Given instruction: Can you duplicate the following lines of the data verbatim, beginning at the line that contains "Give me the" and stopping after the line that contains "callout: single speed button: control", and leave the pictures out of your answer?

Dataset:
============
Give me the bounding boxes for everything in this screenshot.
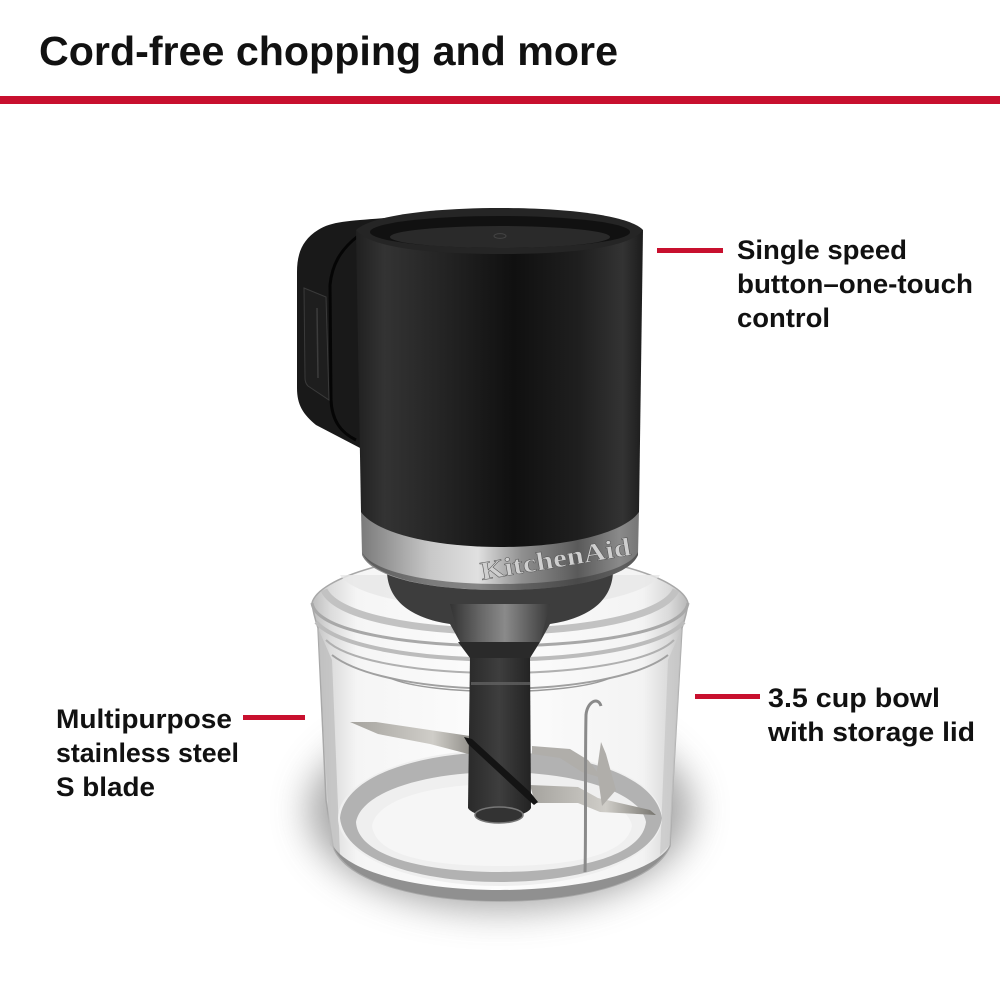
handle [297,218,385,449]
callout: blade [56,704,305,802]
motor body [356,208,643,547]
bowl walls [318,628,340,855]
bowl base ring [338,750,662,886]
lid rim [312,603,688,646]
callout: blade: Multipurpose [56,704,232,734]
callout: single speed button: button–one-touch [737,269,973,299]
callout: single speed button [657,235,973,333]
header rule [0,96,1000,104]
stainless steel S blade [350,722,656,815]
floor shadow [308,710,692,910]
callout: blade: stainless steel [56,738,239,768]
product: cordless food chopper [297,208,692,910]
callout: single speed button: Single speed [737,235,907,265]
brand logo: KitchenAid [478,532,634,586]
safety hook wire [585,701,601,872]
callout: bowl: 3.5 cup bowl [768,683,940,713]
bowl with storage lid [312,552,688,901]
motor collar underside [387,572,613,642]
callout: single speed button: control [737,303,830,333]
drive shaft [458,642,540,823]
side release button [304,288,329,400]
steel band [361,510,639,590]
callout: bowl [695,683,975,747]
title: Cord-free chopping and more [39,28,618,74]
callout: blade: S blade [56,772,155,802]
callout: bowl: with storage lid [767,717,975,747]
============
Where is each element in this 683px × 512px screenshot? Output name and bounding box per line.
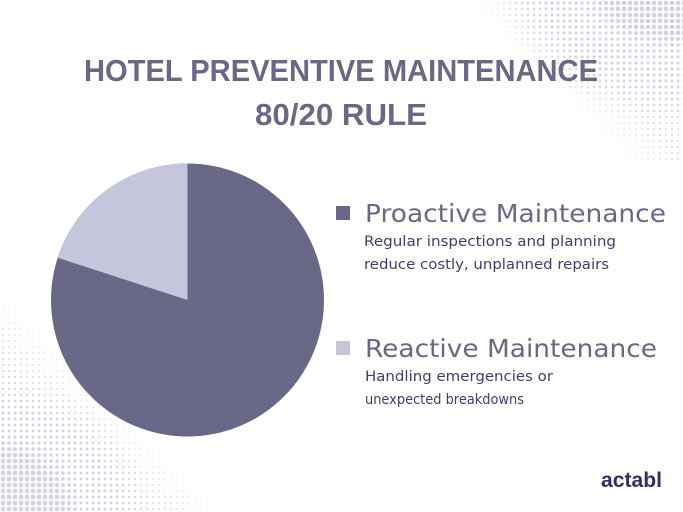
============
The response:
Give me the bounding boxes for everything in this screenshot.
handle [297,218,385,449]
callout: blade [56,704,305,802]
motor body [356,208,643,547]
bowl walls [318,628,340,855]
bowl base ring [338,750,662,886]
lid rim [312,603,688,646]
callout: blade: Multipurpose [56,704,232,734]
callout: single speed button: button–one-touch [737,269,973,299]
callout: single speed button [657,235,973,333]
header rule [0,96,1000,104]
stainless steel S blade [350,722,656,815]
floor shadow [308,710,692,910]
callout: blade: stainless steel [56,738,239,768]
product: cordless food chopper [297,208,692,910]
callout: single speed button: Single speed [737,235,907,265]
brand logo: KitchenAid [478,532,634,586]
safety hook wire [585,701,601,872]
callout: bowl: 3.5 cup bowl [768,683,940,713]
bowl with storage lid [312,552,688,901]
motor collar underside [387,572,613,642]
callout: single speed button: control [737,303,830,333]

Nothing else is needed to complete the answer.